* [Aim]: Reproduce every record below exactly as written, leaving out any pictures.

Data records:
#####
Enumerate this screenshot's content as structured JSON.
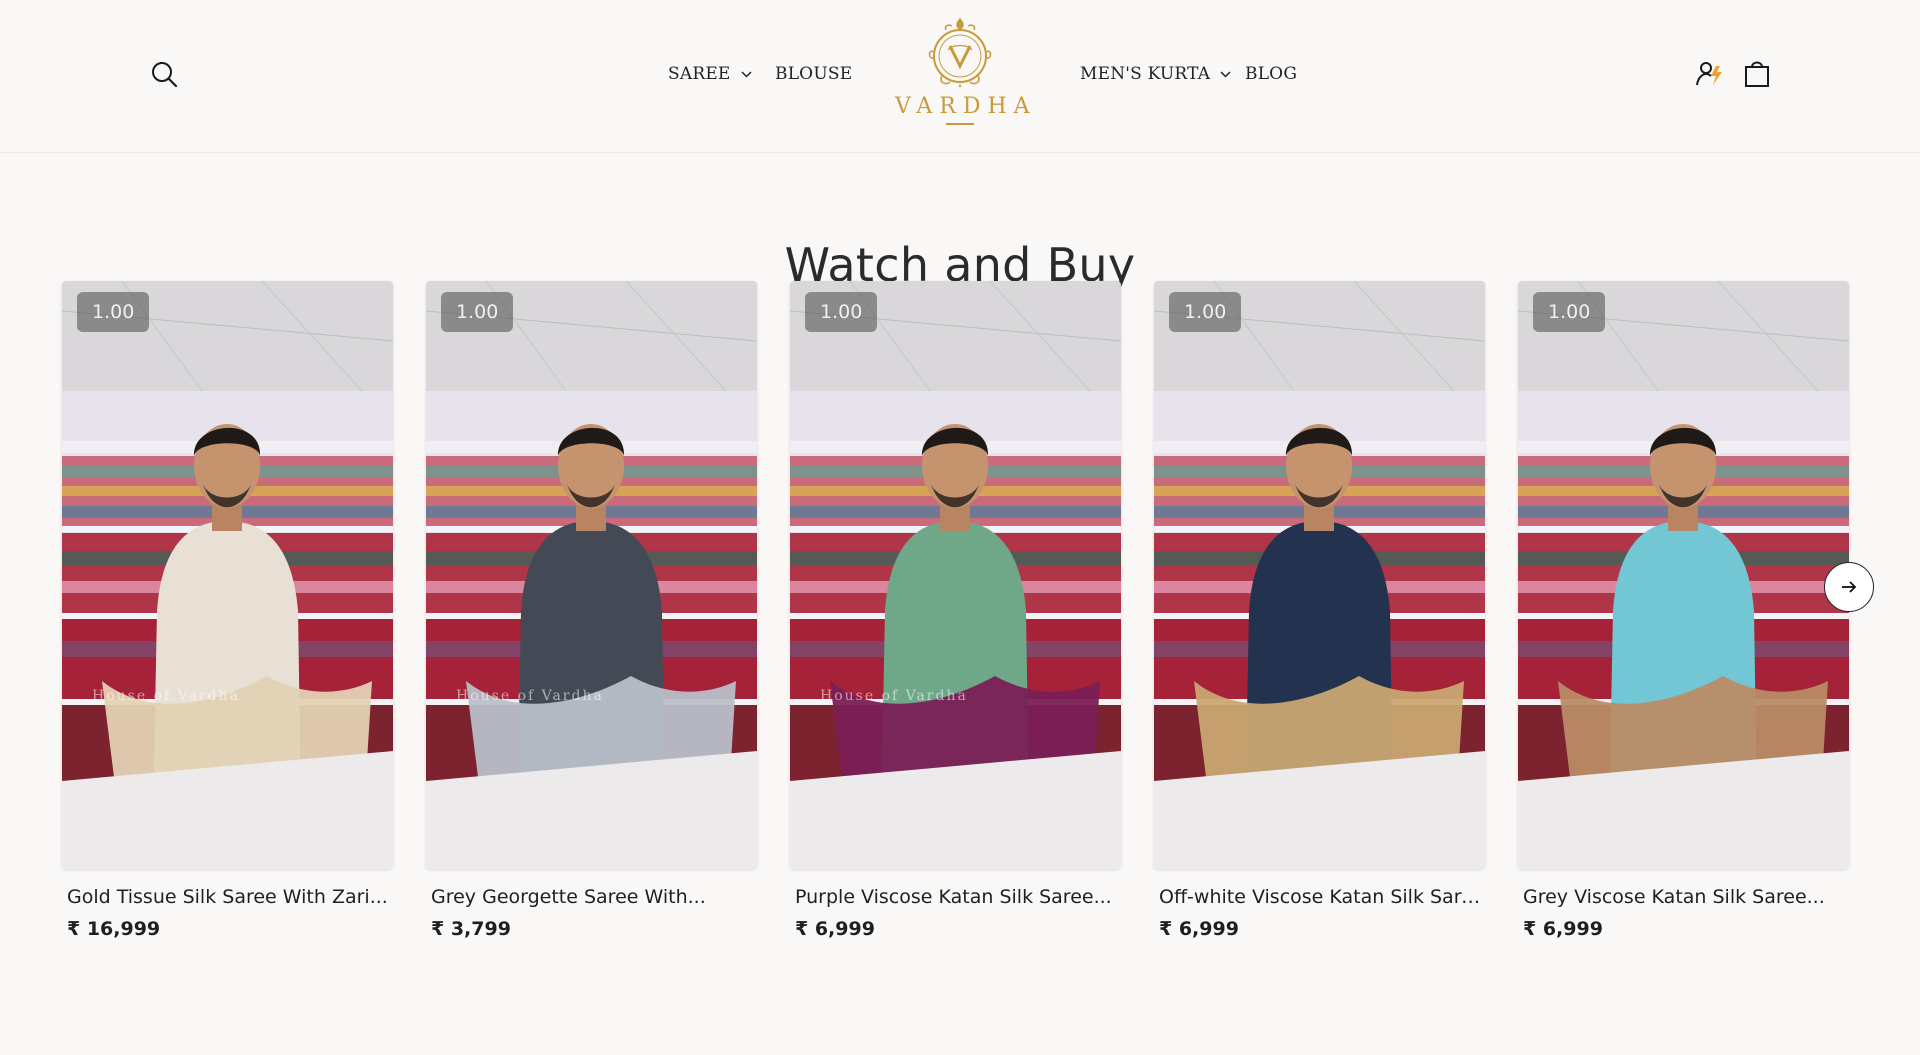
{
  "header": {
    "nav_left": [
      {
        "label": "SAREE",
        "has_dropdown": true
      },
      {
        "label": "BLOUSE",
        "has_dropdown": false
      }
    ],
    "nav_right": [
      {
        "label": "MEN'S KURTA",
        "has_dropdown": true
      },
      {
        "label": "BLOG",
        "has_dropdown": false
      }
    ],
    "logo_text": "VARDHA",
    "icons": {
      "search": "search-icon",
      "account": "account-icon",
      "cart": "shopping-bag-icon",
      "dropdown": "chevron-down-icon",
      "logo": "monogram-v-crest-icon"
    }
  },
  "section": {
    "title": "Watch and Buy"
  },
  "products": [
    {
      "title": "Gold Tissue Silk Saree With Zari...",
      "price": "₹ 16,999",
      "speed": "1.00",
      "watermark": "House of Vardha",
      "kurta_color": "#e8e0d4",
      "fabric_color": "#e3d2b4"
    },
    {
      "title": "Grey Georgette Saree With...",
      "price": "₹ 3,799",
      "speed": "1.00",
      "watermark": "House of Vardha",
      "kurta_color": "#444a55",
      "fabric_color": "#b9bfc8"
    },
    {
      "title": "Purple Viscose Katan Silk Saree...",
      "price": "₹ 6,999",
      "speed": "1.00",
      "watermark": "House of Vardha",
      "kurta_color": "#6fa889",
      "fabric_color": "#7a1f55"
    },
    {
      "title": "Off-white Viscose Katan Silk Sare...",
      "price": "₹ 6,999",
      "speed": "1.00",
      "watermark": "",
      "kurta_color": "#23324f",
      "fabric_color": "#c9a771"
    },
    {
      "title": "Grey Viscose Katan Silk Saree...",
      "price": "₹ 6,999",
      "speed": "1.00",
      "watermark": "",
      "kurta_color": "#73c6d3",
      "fabric_color": "#b98c66"
    }
  ],
  "carousel": {
    "next_icon": "arrow-right-icon"
  },
  "colors": {
    "brand_gold": "#c89a3a",
    "background": "#f9f8f6",
    "text": "#1f1f1f"
  }
}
#####
* [Solution to the problem]:
Enumerate this screenshot's content as structured JSON.
{
  "header": {
    "nav_left": [
      {
        "label": "SAREE",
        "has_dropdown": true
      },
      {
        "label": "BLOUSE",
        "has_dropdown": false
      }
    ],
    "nav_right": [
      {
        "label": "MEN'S KURTA",
        "has_dropdown": true
      },
      {
        "label": "BLOG",
        "has_dropdown": false
      }
    ],
    "logo_text": "VARDHA",
    "icons": {
      "search": "search-icon",
      "account": "account-icon",
      "cart": "shopping-bag-icon",
      "dropdown": "chevron-down-icon",
      "logo": "monogram-v-crest-icon"
    }
  },
  "section": {
    "title": "Watch and Buy"
  },
  "products": [
    {
      "title": "Gold Tissue Silk Saree With Zari...",
      "price": "₹ 16,999",
      "speed": "1.00",
      "watermark": "House of Vardha",
      "kurta_color": "#e8e0d4",
      "fabric_color": "#e3d2b4"
    },
    {
      "title": "Grey Georgette Saree With...",
      "price": "₹ 3,799",
      "speed": "1.00",
      "watermark": "House of Vardha",
      "kurta_color": "#444a55",
      "fabric_color": "#b9bfc8"
    },
    {
      "title": "Purple Viscose Katan Silk Saree...",
      "price": "₹ 6,999",
      "speed": "1.00",
      "watermark": "House of Vardha",
      "kurta_color": "#6fa889",
      "fabric_color": "#7a1f55"
    },
    {
      "title": "Off-white Viscose Katan Silk Sare...",
      "price": "₹ 6,999",
      "speed": "1.00",
      "watermark": "",
      "kurta_color": "#23324f",
      "fabric_color": "#c9a771"
    },
    {
      "title": "Grey Viscose Katan Silk Saree...",
      "price": "₹ 6,999",
      "speed": "1.00",
      "watermark": "",
      "kurta_color": "#73c6d3",
      "fabric_color": "#b98c66"
    }
  ],
  "carousel": {
    "next_icon": "arrow-right-icon"
  },
  "colors": {
    "brand_gold": "#c89a3a",
    "background": "#f9f8f6",
    "text": "#1f1f1f"
  }
}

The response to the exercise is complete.